▶ **Task goal**
Draw out every line with the word "caption" from the listing below.

################

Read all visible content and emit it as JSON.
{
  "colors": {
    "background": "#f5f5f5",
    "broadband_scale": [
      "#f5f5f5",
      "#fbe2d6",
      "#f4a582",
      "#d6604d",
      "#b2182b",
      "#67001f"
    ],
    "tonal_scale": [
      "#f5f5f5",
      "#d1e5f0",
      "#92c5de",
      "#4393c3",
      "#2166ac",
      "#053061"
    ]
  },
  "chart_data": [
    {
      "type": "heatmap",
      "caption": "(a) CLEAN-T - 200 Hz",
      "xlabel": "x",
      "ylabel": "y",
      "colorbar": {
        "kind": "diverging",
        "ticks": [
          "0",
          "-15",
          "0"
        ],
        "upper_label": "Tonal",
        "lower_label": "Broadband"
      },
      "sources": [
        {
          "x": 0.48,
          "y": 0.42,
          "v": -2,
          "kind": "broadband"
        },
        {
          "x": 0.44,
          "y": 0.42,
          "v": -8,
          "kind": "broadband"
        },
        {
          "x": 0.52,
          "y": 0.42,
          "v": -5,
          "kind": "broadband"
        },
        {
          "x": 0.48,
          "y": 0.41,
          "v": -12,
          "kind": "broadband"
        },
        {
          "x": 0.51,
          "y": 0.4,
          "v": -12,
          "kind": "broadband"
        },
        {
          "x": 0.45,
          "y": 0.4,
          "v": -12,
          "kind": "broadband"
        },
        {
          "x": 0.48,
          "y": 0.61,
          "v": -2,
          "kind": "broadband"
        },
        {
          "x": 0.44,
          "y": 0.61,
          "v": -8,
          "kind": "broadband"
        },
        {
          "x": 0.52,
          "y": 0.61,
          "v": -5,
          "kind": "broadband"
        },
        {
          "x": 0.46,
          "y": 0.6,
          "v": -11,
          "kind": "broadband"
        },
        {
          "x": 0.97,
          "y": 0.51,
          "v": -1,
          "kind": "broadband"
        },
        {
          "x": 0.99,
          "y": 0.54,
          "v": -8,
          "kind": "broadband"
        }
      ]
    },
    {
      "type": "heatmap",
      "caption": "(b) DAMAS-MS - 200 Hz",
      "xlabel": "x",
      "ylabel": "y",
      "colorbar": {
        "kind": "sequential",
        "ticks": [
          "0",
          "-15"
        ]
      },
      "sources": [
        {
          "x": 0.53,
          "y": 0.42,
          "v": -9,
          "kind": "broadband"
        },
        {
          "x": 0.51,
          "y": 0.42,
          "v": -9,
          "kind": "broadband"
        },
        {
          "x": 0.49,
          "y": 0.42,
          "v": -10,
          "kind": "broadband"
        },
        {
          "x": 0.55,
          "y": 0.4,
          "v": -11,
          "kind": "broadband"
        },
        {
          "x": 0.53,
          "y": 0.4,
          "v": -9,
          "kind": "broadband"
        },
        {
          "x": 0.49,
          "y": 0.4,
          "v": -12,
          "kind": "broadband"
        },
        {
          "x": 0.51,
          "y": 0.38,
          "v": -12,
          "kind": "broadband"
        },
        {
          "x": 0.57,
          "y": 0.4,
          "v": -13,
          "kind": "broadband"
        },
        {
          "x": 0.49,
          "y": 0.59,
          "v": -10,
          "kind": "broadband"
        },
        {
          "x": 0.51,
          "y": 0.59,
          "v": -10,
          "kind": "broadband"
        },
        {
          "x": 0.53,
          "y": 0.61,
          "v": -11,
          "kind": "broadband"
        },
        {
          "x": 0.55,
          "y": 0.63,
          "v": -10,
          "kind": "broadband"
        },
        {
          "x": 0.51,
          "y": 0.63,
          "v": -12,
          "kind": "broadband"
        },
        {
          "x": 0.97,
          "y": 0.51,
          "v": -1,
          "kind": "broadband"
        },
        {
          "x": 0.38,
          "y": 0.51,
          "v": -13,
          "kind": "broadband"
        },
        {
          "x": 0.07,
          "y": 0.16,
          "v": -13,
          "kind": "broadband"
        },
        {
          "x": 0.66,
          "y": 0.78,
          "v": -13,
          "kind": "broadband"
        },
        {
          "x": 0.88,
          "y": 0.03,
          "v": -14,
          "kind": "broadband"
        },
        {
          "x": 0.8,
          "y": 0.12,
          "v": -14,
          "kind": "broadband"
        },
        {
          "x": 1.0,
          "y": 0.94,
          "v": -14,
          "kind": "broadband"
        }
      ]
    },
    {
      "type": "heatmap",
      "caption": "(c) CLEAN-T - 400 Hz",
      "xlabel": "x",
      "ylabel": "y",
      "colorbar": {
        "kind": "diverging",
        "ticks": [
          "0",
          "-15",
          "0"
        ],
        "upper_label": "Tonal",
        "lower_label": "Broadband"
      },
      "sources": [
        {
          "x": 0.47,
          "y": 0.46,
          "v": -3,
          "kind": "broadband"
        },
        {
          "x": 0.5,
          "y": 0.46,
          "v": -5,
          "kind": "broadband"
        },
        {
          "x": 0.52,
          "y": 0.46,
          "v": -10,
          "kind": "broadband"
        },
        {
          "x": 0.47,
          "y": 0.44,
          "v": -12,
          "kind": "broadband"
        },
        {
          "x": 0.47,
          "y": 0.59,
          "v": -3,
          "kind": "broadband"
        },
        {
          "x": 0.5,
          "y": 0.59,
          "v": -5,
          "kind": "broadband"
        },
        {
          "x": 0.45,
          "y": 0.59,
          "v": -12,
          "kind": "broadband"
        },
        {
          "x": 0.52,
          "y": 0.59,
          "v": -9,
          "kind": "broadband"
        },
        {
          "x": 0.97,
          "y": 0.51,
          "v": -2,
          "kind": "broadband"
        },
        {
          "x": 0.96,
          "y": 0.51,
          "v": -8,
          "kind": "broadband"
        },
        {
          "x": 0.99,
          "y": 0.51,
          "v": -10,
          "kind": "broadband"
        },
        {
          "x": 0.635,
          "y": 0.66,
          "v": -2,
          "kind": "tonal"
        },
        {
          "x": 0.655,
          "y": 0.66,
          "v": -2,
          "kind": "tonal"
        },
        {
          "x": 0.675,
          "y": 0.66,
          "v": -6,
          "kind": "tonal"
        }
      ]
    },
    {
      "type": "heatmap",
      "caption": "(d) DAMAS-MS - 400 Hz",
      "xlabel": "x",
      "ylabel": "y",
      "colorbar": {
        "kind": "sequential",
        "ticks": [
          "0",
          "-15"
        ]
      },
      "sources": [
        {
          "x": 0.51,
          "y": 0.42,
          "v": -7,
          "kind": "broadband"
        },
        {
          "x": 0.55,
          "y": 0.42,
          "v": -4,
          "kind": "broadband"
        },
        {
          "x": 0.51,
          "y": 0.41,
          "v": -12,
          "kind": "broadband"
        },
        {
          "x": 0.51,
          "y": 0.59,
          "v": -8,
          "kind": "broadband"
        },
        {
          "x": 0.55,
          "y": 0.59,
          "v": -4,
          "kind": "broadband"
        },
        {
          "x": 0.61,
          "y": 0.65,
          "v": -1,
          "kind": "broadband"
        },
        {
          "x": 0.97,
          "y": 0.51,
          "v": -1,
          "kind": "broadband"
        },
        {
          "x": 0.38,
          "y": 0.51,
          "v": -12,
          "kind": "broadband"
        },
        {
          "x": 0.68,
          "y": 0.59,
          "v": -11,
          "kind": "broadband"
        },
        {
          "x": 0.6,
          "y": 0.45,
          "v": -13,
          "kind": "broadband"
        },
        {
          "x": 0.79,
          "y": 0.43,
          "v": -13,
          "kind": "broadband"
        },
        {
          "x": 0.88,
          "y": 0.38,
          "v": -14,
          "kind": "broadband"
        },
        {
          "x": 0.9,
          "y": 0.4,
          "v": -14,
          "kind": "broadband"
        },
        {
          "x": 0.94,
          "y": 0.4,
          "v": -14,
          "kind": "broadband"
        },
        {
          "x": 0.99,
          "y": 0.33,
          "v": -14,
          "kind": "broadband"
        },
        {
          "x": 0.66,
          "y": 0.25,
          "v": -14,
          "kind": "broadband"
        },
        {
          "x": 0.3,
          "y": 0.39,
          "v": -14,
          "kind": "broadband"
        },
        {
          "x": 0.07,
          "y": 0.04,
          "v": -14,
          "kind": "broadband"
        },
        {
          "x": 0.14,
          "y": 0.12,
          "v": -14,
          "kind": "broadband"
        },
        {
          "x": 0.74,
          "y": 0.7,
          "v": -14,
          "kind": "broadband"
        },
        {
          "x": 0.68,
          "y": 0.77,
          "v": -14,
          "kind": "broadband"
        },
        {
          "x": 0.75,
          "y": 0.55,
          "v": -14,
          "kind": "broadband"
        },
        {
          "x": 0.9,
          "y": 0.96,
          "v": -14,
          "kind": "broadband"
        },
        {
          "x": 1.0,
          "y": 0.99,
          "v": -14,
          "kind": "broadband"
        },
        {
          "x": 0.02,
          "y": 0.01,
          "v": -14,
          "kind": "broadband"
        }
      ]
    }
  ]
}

################

▶ **Solution to this exercise**
      "caption": "(a) CLEAN-T - 200 Hz",
      "caption": "(b) DAMAS-MS - 200 Hz",
      "caption": "(c) CLEAN-T - 400 Hz",
      "caption": "(d) DAMAS-MS - 400 Hz",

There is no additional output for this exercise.